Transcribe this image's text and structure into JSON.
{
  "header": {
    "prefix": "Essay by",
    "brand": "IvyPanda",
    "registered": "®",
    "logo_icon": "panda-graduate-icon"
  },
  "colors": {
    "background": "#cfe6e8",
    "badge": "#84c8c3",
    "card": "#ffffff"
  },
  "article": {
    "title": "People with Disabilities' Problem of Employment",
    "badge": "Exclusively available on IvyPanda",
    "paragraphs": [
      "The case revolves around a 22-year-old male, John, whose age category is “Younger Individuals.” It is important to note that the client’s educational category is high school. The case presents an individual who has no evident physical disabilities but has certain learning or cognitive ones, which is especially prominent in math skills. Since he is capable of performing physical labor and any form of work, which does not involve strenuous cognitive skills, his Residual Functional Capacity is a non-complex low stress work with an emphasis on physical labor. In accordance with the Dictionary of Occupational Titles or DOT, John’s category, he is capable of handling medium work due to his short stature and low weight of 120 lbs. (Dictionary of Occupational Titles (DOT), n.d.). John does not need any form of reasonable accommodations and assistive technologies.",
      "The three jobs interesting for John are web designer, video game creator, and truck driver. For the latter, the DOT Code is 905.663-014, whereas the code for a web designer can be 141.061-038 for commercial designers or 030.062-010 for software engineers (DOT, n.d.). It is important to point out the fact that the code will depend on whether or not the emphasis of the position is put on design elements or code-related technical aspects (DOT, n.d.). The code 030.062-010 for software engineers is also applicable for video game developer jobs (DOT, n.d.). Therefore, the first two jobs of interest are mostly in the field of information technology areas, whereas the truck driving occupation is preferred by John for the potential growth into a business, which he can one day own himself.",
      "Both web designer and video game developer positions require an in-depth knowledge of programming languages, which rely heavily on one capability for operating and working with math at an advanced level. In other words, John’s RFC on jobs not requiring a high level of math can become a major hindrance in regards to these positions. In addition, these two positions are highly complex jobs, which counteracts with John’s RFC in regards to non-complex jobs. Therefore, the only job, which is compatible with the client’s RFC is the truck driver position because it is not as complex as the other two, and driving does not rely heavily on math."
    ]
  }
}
*****
→ SET PROBLEM
Reproduce the entries above exactly.

→ REPLY TO THE TASK
Transcribe this image's text and structure into JSON.
{
  "header": {
    "prefix": "Essay by",
    "brand": "IvyPanda",
    "registered": "®",
    "logo_icon": "panda-graduate-icon"
  },
  "colors": {
    "background": "#cfe6e8",
    "badge": "#84c8c3",
    "card": "#ffffff"
  },
  "article": {
    "title": "People with Disabilities' Problem of Employment",
    "badge": "Exclusively available on IvyPanda",
    "paragraphs": [
      "The case revolves around a 22-year-old male, John, whose age category is “Younger Individuals.” It is important to note that the client’s educational category is high school. The case presents an individual who has no evident physical disabilities but has certain learning or cognitive ones, which is especially prominent in math skills. Since he is capable of performing physical labor and any form of work, which does not involve strenuous cognitive skills, his Residual Functional Capacity is a non-complex low stress work with an emphasis on physical labor. In accordance with the Dictionary of Occupational Titles or DOT, John’s category, he is capable of handling medium work due to his short stature and low weight of 120 lbs. (Dictionary of Occupational Titles (DOT), n.d.). John does not need any form of reasonable accommodations and assistive technologies.",
      "The three jobs interesting for John are web designer, video game creator, and truck driver. For the latter, the DOT Code is 905.663-014, whereas the code for a web designer can be 141.061-038 for commercial designers or 030.062-010 for software engineers (DOT, n.d.). It is important to point out the fact that the code will depend on whether or not the emphasis of the position is put on design elements or code-related technical aspects (DOT, n.d.). The code 030.062-010 for software engineers is also applicable for video game developer jobs (DOT, n.d.). Therefore, the first two jobs of interest are mostly in the field of information technology areas, whereas the truck driving occupation is preferred by John for the potential growth into a business, which he can one day own himself.",
      "Both web designer and video game developer positions require an in-depth knowledge of programming languages, which rely heavily on one capability for operating and working with math at an advanced level. In other words, John’s RFC on jobs not requiring a high level of math can become a major hindrance in regards to these positions. In addition, these two positions are highly complex jobs, which counteracts with John’s RFC in regards to non-complex jobs. Therefore, the only job, which is compatible with the client’s RFC is the truck driver position because it is not as complex as the other two, and driving does not rely heavily on math."
    ]
  }
}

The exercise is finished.